▶ **Exercise goal**:
Go through the entries and transcribe each one exactly, dropping the pictures.

= = = = =

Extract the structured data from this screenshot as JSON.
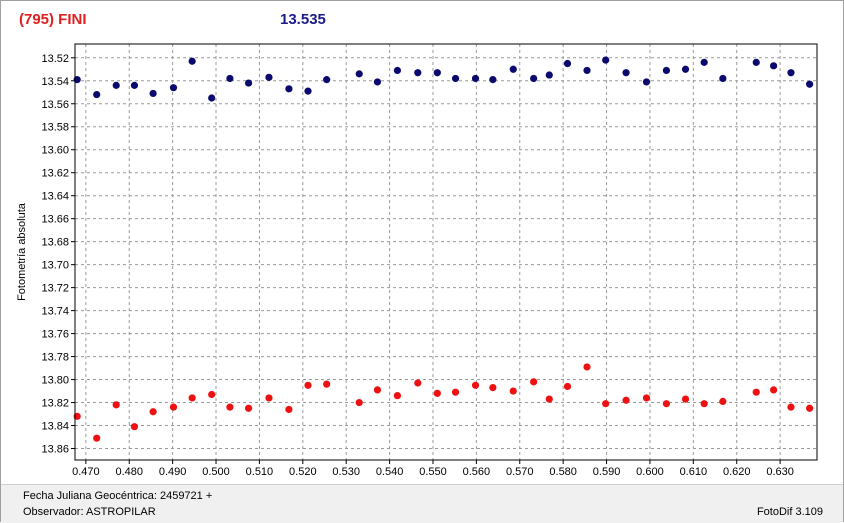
{
  "header": {
    "object_name": "(795) FINI",
    "magnitude": "13.535"
  },
  "footer": {
    "julian_date_label": "Fecha Juliana Geocéntrica: 2459721 +",
    "observer_label": "Observador: ASTROPILAR",
    "software_label": "FotoDif 3.109"
  },
  "colors": {
    "series_upper": "#0a0a6e",
    "series_lower": "#ee1111",
    "title_name": "#e02020",
    "title_mag": "#1a1a8c"
  },
  "chart_data": {
    "type": "scatter",
    "ylabel": "Fotometría absoluta",
    "xlabel": "",
    "xlim": [
      0.4675,
      0.6385
    ],
    "ylim": [
      13.87,
      13.508
    ],
    "y_inverted": true,
    "grid": true,
    "xticks": [
      0.47,
      0.48,
      0.49,
      0.5,
      0.51,
      0.52,
      0.53,
      0.54,
      0.55,
      0.56,
      0.57,
      0.58,
      0.59,
      0.6,
      0.61,
      0.62,
      0.63
    ],
    "xtick_labels": [
      "0.470",
      "0.480",
      "0.490",
      "0.500",
      "0.510",
      "0.520",
      "0.530",
      "0.540",
      "0.550",
      "0.560",
      "0.570",
      "0.580",
      "0.590",
      "0.600",
      "0.610",
      "0.620",
      "0.630"
    ],
    "yticks": [
      13.52,
      13.54,
      13.56,
      13.58,
      13.6,
      13.62,
      13.64,
      13.66,
      13.68,
      13.7,
      13.72,
      13.74,
      13.76,
      13.78,
      13.8,
      13.82,
      13.84,
      13.86
    ],
    "ytick_labels": [
      "13.52",
      "13.54",
      "13.56",
      "13.58",
      "13.60",
      "13.62",
      "13.64",
      "13.66",
      "13.68",
      "13.70",
      "13.72",
      "13.74",
      "13.76",
      "13.78",
      "13.80",
      "13.82",
      "13.84",
      "13.86"
    ],
    "series": [
      {
        "color": "#0a0a6e",
        "x": [
          0.468,
          0.4725,
          0.477,
          0.4812,
          0.4855,
          0.4902,
          0.4945,
          0.499,
          0.5032,
          0.5075,
          0.5122,
          0.5168,
          0.5212,
          0.5255,
          0.533,
          0.5372,
          0.5418,
          0.5465,
          0.551,
          0.5552,
          0.5598,
          0.5638,
          0.5685,
          0.5732,
          0.5768,
          0.581,
          0.5855,
          0.5898,
          0.5945,
          0.5992,
          0.6038,
          0.6082,
          0.6125,
          0.6168,
          0.6245,
          0.6285,
          0.6325,
          0.6368
        ],
        "y": [
          13.539,
          13.552,
          13.544,
          13.544,
          13.551,
          13.546,
          13.523,
          13.555,
          13.538,
          13.542,
          13.537,
          13.547,
          13.549,
          13.539,
          13.534,
          13.541,
          13.531,
          13.533,
          13.533,
          13.538,
          13.538,
          13.539,
          13.53,
          13.538,
          13.535,
          13.525,
          13.531,
          13.522,
          13.533,
          13.541,
          13.531,
          13.53,
          13.524,
          13.538,
          13.524,
          13.527,
          13.533,
          13.543
        ]
      },
      {
        "color": "#ee1111",
        "x": [
          0.468,
          0.4725,
          0.477,
          0.4812,
          0.4855,
          0.4902,
          0.4945,
          0.499,
          0.5032,
          0.5075,
          0.5122,
          0.5168,
          0.5212,
          0.5255,
          0.533,
          0.5372,
          0.5418,
          0.5465,
          0.551,
          0.5552,
          0.5598,
          0.5638,
          0.5685,
          0.5732,
          0.5768,
          0.581,
          0.5855,
          0.5898,
          0.5945,
          0.5992,
          0.6038,
          0.6082,
          0.6125,
          0.6168,
          0.6245,
          0.6285,
          0.6325,
          0.6368
        ],
        "y": [
          13.832,
          13.851,
          13.822,
          13.841,
          13.828,
          13.824,
          13.816,
          13.813,
          13.824,
          13.825,
          13.816,
          13.826,
          13.805,
          13.804,
          13.82,
          13.809,
          13.814,
          13.803,
          13.812,
          13.811,
          13.805,
          13.807,
          13.81,
          13.802,
          13.817,
          13.806,
          13.789,
          13.821,
          13.818,
          13.816,
          13.821,
          13.817,
          13.821,
          13.819,
          13.811,
          13.809,
          13.824,
          13.825
        ]
      }
    ]
  }
}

= = = = =

▶ **Solution**:
Extract the structured data from this screenshot as JSON.
{
  "header": {
    "object_name": "(795) FINI",
    "magnitude": "13.535"
  },
  "footer": {
    "julian_date_label": "Fecha Juliana Geocéntrica: 2459721 +",
    "observer_label": "Observador: ASTROPILAR",
    "software_label": "FotoDif 3.109"
  },
  "colors": {
    "series_upper": "#0a0a6e",
    "series_lower": "#ee1111",
    "title_name": "#e02020",
    "title_mag": "#1a1a8c"
  },
  "chart_data": {
    "type": "scatter",
    "ylabel": "Fotometría absoluta",
    "xlabel": "",
    "xlim": [
      0.4675,
      0.6385
    ],
    "ylim": [
      13.87,
      13.508
    ],
    "y_inverted": true,
    "grid": true,
    "xticks": [
      0.47,
      0.48,
      0.49,
      0.5,
      0.51,
      0.52,
      0.53,
      0.54,
      0.55,
      0.56,
      0.57,
      0.58,
      0.59,
      0.6,
      0.61,
      0.62,
      0.63
    ],
    "xtick_labels": [
      "0.470",
      "0.480",
      "0.490",
      "0.500",
      "0.510",
      "0.520",
      "0.530",
      "0.540",
      "0.550",
      "0.560",
      "0.570",
      "0.580",
      "0.590",
      "0.600",
      "0.610",
      "0.620",
      "0.630"
    ],
    "yticks": [
      13.52,
      13.54,
      13.56,
      13.58,
      13.6,
      13.62,
      13.64,
      13.66,
      13.68,
      13.7,
      13.72,
      13.74,
      13.76,
      13.78,
      13.8,
      13.82,
      13.84,
      13.86
    ],
    "ytick_labels": [
      "13.52",
      "13.54",
      "13.56",
      "13.58",
      "13.60",
      "13.62",
      "13.64",
      "13.66",
      "13.68",
      "13.70",
      "13.72",
      "13.74",
      "13.76",
      "13.78",
      "13.80",
      "13.82",
      "13.84",
      "13.86"
    ],
    "series": [
      {
        "color": "#0a0a6e",
        "x": [
          0.468,
          0.4725,
          0.477,
          0.4812,
          0.4855,
          0.4902,
          0.4945,
          0.499,
          0.5032,
          0.5075,
          0.5122,
          0.5168,
          0.5212,
          0.5255,
          0.533,
          0.5372,
          0.5418,
          0.5465,
          0.551,
          0.5552,
          0.5598,
          0.5638,
          0.5685,
          0.5732,
          0.5768,
          0.581,
          0.5855,
          0.5898,
          0.5945,
          0.5992,
          0.6038,
          0.6082,
          0.6125,
          0.6168,
          0.6245,
          0.6285,
          0.6325,
          0.6368
        ],
        "y": [
          13.539,
          13.552,
          13.544,
          13.544,
          13.551,
          13.546,
          13.523,
          13.555,
          13.538,
          13.542,
          13.537,
          13.547,
          13.549,
          13.539,
          13.534,
          13.541,
          13.531,
          13.533,
          13.533,
          13.538,
          13.538,
          13.539,
          13.53,
          13.538,
          13.535,
          13.525,
          13.531,
          13.522,
          13.533,
          13.541,
          13.531,
          13.53,
          13.524,
          13.538,
          13.524,
          13.527,
          13.533,
          13.543
        ]
      },
      {
        "color": "#ee1111",
        "x": [
          0.468,
          0.4725,
          0.477,
          0.4812,
          0.4855,
          0.4902,
          0.4945,
          0.499,
          0.5032,
          0.5075,
          0.5122,
          0.5168,
          0.5212,
          0.5255,
          0.533,
          0.5372,
          0.5418,
          0.5465,
          0.551,
          0.5552,
          0.5598,
          0.5638,
          0.5685,
          0.5732,
          0.5768,
          0.581,
          0.5855,
          0.5898,
          0.5945,
          0.5992,
          0.6038,
          0.6082,
          0.6125,
          0.6168,
          0.6245,
          0.6285,
          0.6325,
          0.6368
        ],
        "y": [
          13.832,
          13.851,
          13.822,
          13.841,
          13.828,
          13.824,
          13.816,
          13.813,
          13.824,
          13.825,
          13.816,
          13.826,
          13.805,
          13.804,
          13.82,
          13.809,
          13.814,
          13.803,
          13.812,
          13.811,
          13.805,
          13.807,
          13.81,
          13.802,
          13.817,
          13.806,
          13.789,
          13.821,
          13.818,
          13.816,
          13.821,
          13.817,
          13.821,
          13.819,
          13.811,
          13.809,
          13.824,
          13.825
        ]
      }
    ]
  }
}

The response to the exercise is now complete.